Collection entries
* start *
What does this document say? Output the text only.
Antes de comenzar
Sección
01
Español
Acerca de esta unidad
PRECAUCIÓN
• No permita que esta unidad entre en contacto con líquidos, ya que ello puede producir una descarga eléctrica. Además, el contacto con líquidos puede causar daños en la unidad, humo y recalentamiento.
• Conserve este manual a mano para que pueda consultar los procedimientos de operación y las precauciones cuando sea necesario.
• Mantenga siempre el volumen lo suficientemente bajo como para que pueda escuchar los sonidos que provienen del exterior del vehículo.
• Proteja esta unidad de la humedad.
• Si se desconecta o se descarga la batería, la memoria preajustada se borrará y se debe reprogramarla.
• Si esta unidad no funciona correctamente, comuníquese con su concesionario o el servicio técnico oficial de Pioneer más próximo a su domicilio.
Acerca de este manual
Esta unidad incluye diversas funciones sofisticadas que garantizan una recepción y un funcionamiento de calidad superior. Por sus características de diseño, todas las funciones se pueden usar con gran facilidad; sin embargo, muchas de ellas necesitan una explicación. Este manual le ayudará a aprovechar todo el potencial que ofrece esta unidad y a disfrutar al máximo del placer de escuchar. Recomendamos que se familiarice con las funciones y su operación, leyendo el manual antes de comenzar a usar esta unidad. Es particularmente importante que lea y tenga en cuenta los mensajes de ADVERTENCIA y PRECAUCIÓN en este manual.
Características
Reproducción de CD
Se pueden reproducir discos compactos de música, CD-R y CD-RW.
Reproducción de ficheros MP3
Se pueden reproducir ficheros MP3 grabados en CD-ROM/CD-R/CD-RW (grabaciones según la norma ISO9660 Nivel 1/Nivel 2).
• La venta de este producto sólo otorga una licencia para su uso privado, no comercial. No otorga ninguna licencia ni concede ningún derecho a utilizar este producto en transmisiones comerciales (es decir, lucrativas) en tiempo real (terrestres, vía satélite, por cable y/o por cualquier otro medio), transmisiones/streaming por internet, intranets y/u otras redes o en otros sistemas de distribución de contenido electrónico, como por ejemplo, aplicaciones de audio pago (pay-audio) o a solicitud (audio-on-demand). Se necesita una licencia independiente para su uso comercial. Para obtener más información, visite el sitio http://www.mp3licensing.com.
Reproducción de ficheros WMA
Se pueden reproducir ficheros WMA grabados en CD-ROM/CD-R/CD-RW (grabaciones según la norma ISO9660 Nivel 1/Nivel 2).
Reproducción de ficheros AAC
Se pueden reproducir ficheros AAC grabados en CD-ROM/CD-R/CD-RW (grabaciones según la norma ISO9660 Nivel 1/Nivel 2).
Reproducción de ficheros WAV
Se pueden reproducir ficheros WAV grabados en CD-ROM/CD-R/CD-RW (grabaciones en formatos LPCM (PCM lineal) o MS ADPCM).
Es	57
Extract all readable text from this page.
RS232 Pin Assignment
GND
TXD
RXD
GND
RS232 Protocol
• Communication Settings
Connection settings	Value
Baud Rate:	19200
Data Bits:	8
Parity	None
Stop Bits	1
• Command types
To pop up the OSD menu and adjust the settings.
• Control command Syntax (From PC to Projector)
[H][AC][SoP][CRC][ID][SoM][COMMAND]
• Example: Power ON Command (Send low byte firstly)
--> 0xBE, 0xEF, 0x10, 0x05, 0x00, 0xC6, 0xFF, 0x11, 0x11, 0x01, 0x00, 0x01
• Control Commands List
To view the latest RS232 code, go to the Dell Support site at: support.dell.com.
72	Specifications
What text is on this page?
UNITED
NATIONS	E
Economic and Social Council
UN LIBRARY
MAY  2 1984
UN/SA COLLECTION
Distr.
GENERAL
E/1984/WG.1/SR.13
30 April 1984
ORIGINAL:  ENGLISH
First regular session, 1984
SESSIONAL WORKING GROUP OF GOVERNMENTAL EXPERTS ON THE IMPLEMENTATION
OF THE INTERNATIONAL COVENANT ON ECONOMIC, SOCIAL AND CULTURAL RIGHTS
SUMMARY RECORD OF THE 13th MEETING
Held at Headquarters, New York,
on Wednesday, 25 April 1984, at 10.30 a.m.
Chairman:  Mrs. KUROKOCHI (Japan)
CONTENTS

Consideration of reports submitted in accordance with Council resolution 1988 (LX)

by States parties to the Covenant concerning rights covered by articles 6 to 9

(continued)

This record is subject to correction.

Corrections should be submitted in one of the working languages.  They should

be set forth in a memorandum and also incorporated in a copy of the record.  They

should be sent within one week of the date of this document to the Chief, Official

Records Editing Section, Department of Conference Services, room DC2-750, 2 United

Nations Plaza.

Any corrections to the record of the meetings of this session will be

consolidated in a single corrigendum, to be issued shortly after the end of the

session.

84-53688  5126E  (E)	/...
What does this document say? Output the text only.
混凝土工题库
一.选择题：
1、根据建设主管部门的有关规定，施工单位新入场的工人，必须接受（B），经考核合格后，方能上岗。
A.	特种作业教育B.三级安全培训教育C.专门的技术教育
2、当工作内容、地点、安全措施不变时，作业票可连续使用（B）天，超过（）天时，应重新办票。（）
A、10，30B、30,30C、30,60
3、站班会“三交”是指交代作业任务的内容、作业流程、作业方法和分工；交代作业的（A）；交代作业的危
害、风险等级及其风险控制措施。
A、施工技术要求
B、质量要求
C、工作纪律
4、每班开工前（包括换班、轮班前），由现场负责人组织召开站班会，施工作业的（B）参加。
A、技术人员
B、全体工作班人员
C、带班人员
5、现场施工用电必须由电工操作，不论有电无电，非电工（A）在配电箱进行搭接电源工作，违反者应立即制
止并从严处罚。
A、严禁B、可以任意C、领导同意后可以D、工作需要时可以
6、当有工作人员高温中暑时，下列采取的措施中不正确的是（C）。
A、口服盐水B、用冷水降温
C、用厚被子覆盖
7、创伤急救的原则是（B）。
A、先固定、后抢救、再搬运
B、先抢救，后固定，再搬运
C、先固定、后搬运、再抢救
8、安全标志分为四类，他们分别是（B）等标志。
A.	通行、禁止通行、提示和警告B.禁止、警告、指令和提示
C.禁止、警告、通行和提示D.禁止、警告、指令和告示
* end *
EXERCISE: Repeat the material in full, exactly as it stands.

EXERCISE OUTPUT:
What does this document say? Output the text only.
Antes de comenzar
Sección
01
Español
Acerca de esta unidad
PRECAUCIÓN
• No permita que esta unidad entre en contacto con líquidos, ya que ello puede producir una descarga eléctrica. Además, el contacto con líquidos puede causar daños en la unidad, humo y recalentamiento.
• Conserve este manual a mano para que pueda consultar los procedimientos de operación y las precauciones cuando sea necesario.
• Mantenga siempre el volumen lo suficientemente bajo como para que pueda escuchar los sonidos que provienen del exterior del vehículo.
• Proteja esta unidad de la humedad.
• Si se desconecta o se descarga la batería, la memoria preajustada se borrará y se debe reprogramarla.
• Si esta unidad no funciona correctamente, comuníquese con su concesionario o el servicio técnico oficial de Pioneer más próximo a su domicilio.
Acerca de este manual
Esta unidad incluye diversas funciones sofisticadas que garantizan una recepción y un funcionamiento de calidad superior. Por sus características de diseño, todas las funciones se pueden usar con gran facilidad; sin embargo, muchas de ellas necesitan una explicación. Este manual le ayudará a aprovechar todo el potencial que ofrece esta unidad y a disfrutar al máximo del placer de escuchar. Recomendamos que se familiarice con las funciones y su operación, leyendo el manual antes de comenzar a usar esta unidad. Es particularmente importante que lea y tenga en cuenta los mensajes de ADVERTENCIA y PRECAUCIÓN en este manual.
Características
Reproducción de CD
Se pueden reproducir discos compactos de música, CD-R y CD-RW.
Reproducción de ficheros MP3
Se pueden reproducir ficheros MP3 grabados en CD-ROM/CD-R/CD-RW (grabaciones según la norma ISO9660 Nivel 1/Nivel 2).
• La venta de este producto sólo otorga una licencia para su uso privado, no comercial. No otorga ninguna licencia ni concede ningún derecho a utilizar este producto en transmisiones comerciales (es decir, lucrativas) en tiempo real (terrestres, vía satélite, por cable y/o por cualquier otro medio), transmisiones/streaming por internet, intranets y/u otras redes o en otros sistemas de distribución de contenido electrónico, como por ejemplo, aplicaciones de audio pago (pay-audio) o a solicitud (audio-on-demand). Se necesita una licencia independiente para su uso comercial. Para obtener más información, visite el sitio http://www.mp3licensing.com.
Reproducción de ficheros WMA
Se pueden reproducir ficheros WMA grabados en CD-ROM/CD-R/CD-RW (grabaciones según la norma ISO9660 Nivel 1/Nivel 2).
Reproducción de ficheros AAC
Se pueden reproducir ficheros AAC grabados en CD-ROM/CD-R/CD-RW (grabaciones según la norma ISO9660 Nivel 1/Nivel 2).
Reproducción de ficheros WAV
Se pueden reproducir ficheros WAV grabados en CD-ROM/CD-R/CD-RW (grabaciones en formatos LPCM (PCM lineal) o MS ADPCM).
Es	57
Extract all readable text from this page.
RS232 Pin Assignment
GND
TXD
RXD
GND
RS232 Protocol
• Communication Settings
Connection settings	Value
Baud Rate:	19200
Data Bits:	8
Parity	None
Stop Bits	1
• Command types
To pop up the OSD menu and adjust the settings.
• Control command Syntax (From PC to Projector)
[H][AC][SoP][CRC][ID][SoM][COMMAND]
• Example: Power ON Command (Send low byte firstly)
--> 0xBE, 0xEF, 0x10, 0x05, 0x00, 0xC6, 0xFF, 0x11, 0x11, 0x01, 0x00, 0x01
• Control Commands List
To view the latest RS232 code, go to the Dell Support site at: support.dell.com.
72	Specifications
What text is on this page?
UNITED
NATIONS	E
Economic and Social Council
UN LIBRARY
MAY  2 1984
UN/SA COLLECTION
Distr.
GENERAL
E/1984/WG.1/SR.13
30 April 1984
ORIGINAL:  ENGLISH
First regular session, 1984
SESSIONAL WORKING GROUP OF GOVERNMENTAL EXPERTS ON THE IMPLEMENTATION
OF THE INTERNATIONAL COVENANT ON ECONOMIC, SOCIAL AND CULTURAL RIGHTS
SUMMARY RECORD OF THE 13th MEETING
Held at Headquarters, New York,
on Wednesday, 25 April 1984, at 10.30 a.m.
Chairman:  Mrs. KUROKOCHI (Japan)
CONTENTS

Consideration of reports submitted in accordance with Council resolution 1988 (LX)

by States parties to the Covenant concerning rights covered by articles 6 to 9

(continued)

This record is subject to correction.

Corrections should be submitted in one of the working languages.  They should

be set forth in a memorandum and also incorporated in a copy of the record.  They

should be sent within one week of the date of this document to the Chief, Official

Records Editing Section, Department of Conference Services, room DC2-750, 2 United

Nations Plaza.

Any corrections to the record of the meetings of this session will be

consolidated in a single corrigendum, to be issued shortly after the end of the

session.

84-53688  5126E  (E)	/...
What does this document say? Output the text only.
混凝土工题库
一.选择题：
1、根据建设主管部门的有关规定，施工单位新入场的工人，必须接受（B），经考核合格后，方能上岗。
A.	特种作业教育B.三级安全培训教育C.专门的技术教育
2、当工作内容、地点、安全措施不变时，作业票可连续使用（B）天，超过（）天时，应重新办票。（）
A、10，30B、30,30C、30,60
3、站班会“三交”是指交代作业任务的内容、作业流程、作业方法和分工；交代作业的（A）；交代作业的危
害、风险等级及其风险控制措施。
A、施工技术要求
B、质量要求
C、工作纪律
4、每班开工前（包括换班、轮班前），由现场负责人组织召开站班会，施工作业的（B）参加。
A、技术人员
B、全体工作班人员
C、带班人员
5、现场施工用电必须由电工操作，不论有电无电，非电工（A）在配电箱进行搭接电源工作，违反者应立即制
止并从严处罚。
A、严禁B、可以任意C、领导同意后可以D、工作需要时可以
6、当有工作人员高温中暑时，下列采取的措施中不正确的是（C）。
A、口服盐水B、用冷水降温
C、用厚被子覆盖
7、创伤急救的原则是（B）。
A、先固定、后抢救、再搬运
B、先抢救，后固定，再搬运
C、先固定、后搬运、再抢救
8、安全标志分为四类，他们分别是（B）等标志。
A.	通行、禁止通行、提示和警告B.禁止、警告、指令和提示
C.禁止、警告、通行和提示D.禁止、警告、指令和告示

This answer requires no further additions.